TASK TO CARRY OUT -
From the listing below, extract each entry exactly as written, minus the images.
- - - - - - -
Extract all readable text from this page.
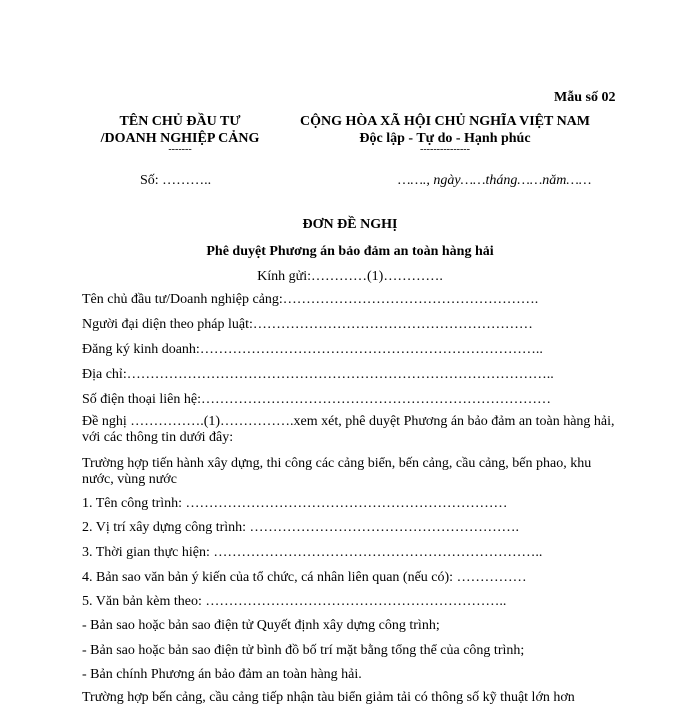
Mẫu số 02
TÊN CHỦ ĐẦU TƯ
/DOANH NGHIỆP CẢNG
-------
CỘNG HÒA XÃ HỘI CHỦ NGHĨA VIỆT NAM
Độc lập - Tự do - Hạnh phúc
---------------
Số: ………..	……., ngày……tháng……năm……
ĐƠN ĐỀ NGHỊ
Phê duyệt Phương án bảo đảm an toàn hàng hải
Kính gửi:…………(1)………….
Tên chủ đầu tư/Doanh nghiệp cảng:……………………………………………….
Người đại diện theo pháp luật:……………………………………………………
Đăng ký kinh doanh:………………………………………………………………..
Địa chỉ:………………………………………………………………………………..
Số điện thoại liên hệ:…………………………………………………………………
Đề nghị …………….(1)…………….xem xét, phê duyệt Phương án bảo đảm an toàn hàng hải, với các thông tin dưới đây:
Trường hợp tiến hành xây dựng, thi công các cảng biển, bến cảng, cầu cảng, bến phao, khu nước, vùng nước
1. Tên công trình: ……………………………………………………………
2. Vị trí xây dựng công trình: ………………………………………………….
3. Thời gian thực hiện: ……………………………………………………………..
4. Bản sao văn bản ý kiến của tổ chức, cá nhân liên quan (nếu có): ……………
5. Văn bản kèm theo: ………………………………………………………..
- Bản sao hoặc bản sao điện tử Quyết định xây dựng công trình;
- Bản sao hoặc bản sao điện tử bình đồ bố trí mặt bằng tổng thể của công trình;
- Bản chính Phương án bảo đảm an toàn hàng hải.
Trường hợp bến cảng, cầu cảng tiếp nhận tàu biển giảm tải có thông số kỹ thuật lớn hơn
- - - - - - -
ANSWER -
Extract all readable text from this page.
Mẫu số 02
TÊN CHỦ ĐẦU TƯ
/DOANH NGHIỆP CẢNG
-------
CỘNG HÒA XÃ HỘI CHỦ NGHĨA VIỆT NAM
Độc lập - Tự do - Hạnh phúc
---------------
Số: ………..	……., ngày……tháng……năm……
ĐƠN ĐỀ NGHỊ
Phê duyệt Phương án bảo đảm an toàn hàng hải
Kính gửi:…………(1)………….
Tên chủ đầu tư/Doanh nghiệp cảng:……………………………………………….
Người đại diện theo pháp luật:……………………………………………………
Đăng ký kinh doanh:………………………………………………………………..
Địa chỉ:………………………………………………………………………………..
Số điện thoại liên hệ:…………………………………………………………………
Đề nghị …………….(1)…………….xem xét, phê duyệt Phương án bảo đảm an toàn hàng hải, với các thông tin dưới đây:
Trường hợp tiến hành xây dựng, thi công các cảng biển, bến cảng, cầu cảng, bến phao, khu nước, vùng nước
1. Tên công trình: ……………………………………………………………
2. Vị trí xây dựng công trình: ………………………………………………….
3. Thời gian thực hiện: ……………………………………………………………..
4. Bản sao văn bản ý kiến của tổ chức, cá nhân liên quan (nếu có): ……………
5. Văn bản kèm theo: ………………………………………………………..
- Bản sao hoặc bản sao điện tử Quyết định xây dựng công trình;
- Bản sao hoặc bản sao điện tử bình đồ bố trí mặt bằng tổng thể của công trình;
- Bản chính Phương án bảo đảm an toàn hàng hải.
Trường hợp bến cảng, cầu cảng tiếp nhận tàu biển giảm tải có thông số kỹ thuật lớn hơn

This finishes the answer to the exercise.